• SHORT TASK
Each entry below must be repeated word for word.

• DATA ROWS
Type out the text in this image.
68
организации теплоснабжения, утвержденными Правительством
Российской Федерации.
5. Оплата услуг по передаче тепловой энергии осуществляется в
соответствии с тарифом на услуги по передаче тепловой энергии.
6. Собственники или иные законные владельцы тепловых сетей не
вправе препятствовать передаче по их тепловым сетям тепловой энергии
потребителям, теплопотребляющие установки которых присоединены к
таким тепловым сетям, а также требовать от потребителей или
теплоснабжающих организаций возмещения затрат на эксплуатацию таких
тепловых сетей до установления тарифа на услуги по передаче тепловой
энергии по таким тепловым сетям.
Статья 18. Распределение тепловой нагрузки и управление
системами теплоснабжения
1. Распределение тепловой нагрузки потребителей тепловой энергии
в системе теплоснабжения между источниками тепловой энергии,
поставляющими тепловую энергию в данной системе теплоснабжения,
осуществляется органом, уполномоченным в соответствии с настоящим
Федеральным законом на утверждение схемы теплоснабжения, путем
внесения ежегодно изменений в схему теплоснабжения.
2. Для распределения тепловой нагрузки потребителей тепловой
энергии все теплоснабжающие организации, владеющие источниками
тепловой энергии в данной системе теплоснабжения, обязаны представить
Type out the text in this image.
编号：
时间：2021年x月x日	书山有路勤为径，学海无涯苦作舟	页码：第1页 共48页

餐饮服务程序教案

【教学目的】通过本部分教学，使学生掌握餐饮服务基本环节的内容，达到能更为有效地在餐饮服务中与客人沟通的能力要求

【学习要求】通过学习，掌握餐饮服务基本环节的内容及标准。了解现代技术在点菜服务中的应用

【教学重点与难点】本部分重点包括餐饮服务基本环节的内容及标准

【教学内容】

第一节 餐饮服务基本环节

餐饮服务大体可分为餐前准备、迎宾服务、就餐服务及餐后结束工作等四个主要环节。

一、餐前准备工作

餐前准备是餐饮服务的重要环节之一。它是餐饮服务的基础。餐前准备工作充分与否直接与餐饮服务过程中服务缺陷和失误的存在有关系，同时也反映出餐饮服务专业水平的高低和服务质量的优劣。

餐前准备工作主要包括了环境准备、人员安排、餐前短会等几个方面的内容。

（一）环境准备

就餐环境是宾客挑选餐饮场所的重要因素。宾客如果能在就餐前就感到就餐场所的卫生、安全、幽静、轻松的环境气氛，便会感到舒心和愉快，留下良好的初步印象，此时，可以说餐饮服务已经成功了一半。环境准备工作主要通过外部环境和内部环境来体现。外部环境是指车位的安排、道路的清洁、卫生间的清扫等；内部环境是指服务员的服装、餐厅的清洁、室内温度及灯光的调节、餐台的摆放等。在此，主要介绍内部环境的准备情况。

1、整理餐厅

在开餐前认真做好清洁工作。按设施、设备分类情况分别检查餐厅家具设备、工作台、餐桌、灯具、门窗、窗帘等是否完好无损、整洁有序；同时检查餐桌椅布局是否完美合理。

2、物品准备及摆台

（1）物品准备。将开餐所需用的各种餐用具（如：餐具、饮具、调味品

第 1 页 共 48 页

• RESULT
Type out the text in this image.
68
организации теплоснабжения, утвержденными Правительством
Российской Федерации.
5. Оплата услуг по передаче тепловой энергии осуществляется в
соответствии с тарифом на услуги по передаче тепловой энергии.
6. Собственники или иные законные владельцы тепловых сетей не
вправе препятствовать передаче по их тепловым сетям тепловой энергии
потребителям, теплопотребляющие установки которых присоединены к
таким тепловым сетям, а также требовать от потребителей или
теплоснабжающих организаций возмещения затрат на эксплуатацию таких
тепловых сетей до установления тарифа на услуги по передаче тепловой
энергии по таким тепловым сетям.
Статья 18. Распределение тепловой нагрузки и управление
системами теплоснабжения
1. Распределение тепловой нагрузки потребителей тепловой энергии
в системе теплоснабжения между источниками тепловой энергии,
поставляющими тепловую энергию в данной системе теплоснабжения,
осуществляется органом, уполномоченным в соответствии с настоящим
Федеральным законом на утверждение схемы теплоснабжения, путем
внесения ежегодно изменений в схему теплоснабжения.
2. Для распределения тепловой нагрузки потребителей тепловой
энергии все теплоснабжающие организации, владеющие источниками
тепловой энергии в данной системе теплоснабжения, обязаны представить
Type out the text in this image.
编号：
时间：2021年x月x日	书山有路勤为径，学海无涯苦作舟	页码：第1页 共48页

餐饮服务程序教案

【教学目的】通过本部分教学，使学生掌握餐饮服务基本环节的内容，达到能更为有效地在餐饮服务中与客人沟通的能力要求

【学习要求】通过学习，掌握餐饮服务基本环节的内容及标准。了解现代技术在点菜服务中的应用

【教学重点与难点】本部分重点包括餐饮服务基本环节的内容及标准

【教学内容】

第一节 餐饮服务基本环节

餐饮服务大体可分为餐前准备、迎宾服务、就餐服务及餐后结束工作等四个主要环节。

一、餐前准备工作

餐前准备是餐饮服务的重要环节之一。它是餐饮服务的基础。餐前准备工作充分与否直接与餐饮服务过程中服务缺陷和失误的存在有关系，同时也反映出餐饮服务专业水平的高低和服务质量的优劣。

餐前准备工作主要包括了环境准备、人员安排、餐前短会等几个方面的内容。

（一）环境准备

就餐环境是宾客挑选餐饮场所的重要因素。宾客如果能在就餐前就感到就餐场所的卫生、安全、幽静、轻松的环境气氛，便会感到舒心和愉快，留下良好的初步印象，此时，可以说餐饮服务已经成功了一半。环境准备工作主要通过外部环境和内部环境来体现。外部环境是指车位的安排、道路的清洁、卫生间的清扫等；内部环境是指服务员的服装、餐厅的清洁、室内温度及灯光的调节、餐台的摆放等。在此，主要介绍内部环境的准备情况。

1、整理餐厅

在开餐前认真做好清洁工作。按设施、设备分类情况分别检查餐厅家具设备、工作台、餐桌、灯具、门窗、窗帘等是否完好无损、整洁有序；同时检查餐桌椅布局是否完美合理。

2、物品准备及摆台

（1）物品准备。将开餐所需用的各种餐用具（如：餐具、饮具、调味品

第 1 页 共 48 页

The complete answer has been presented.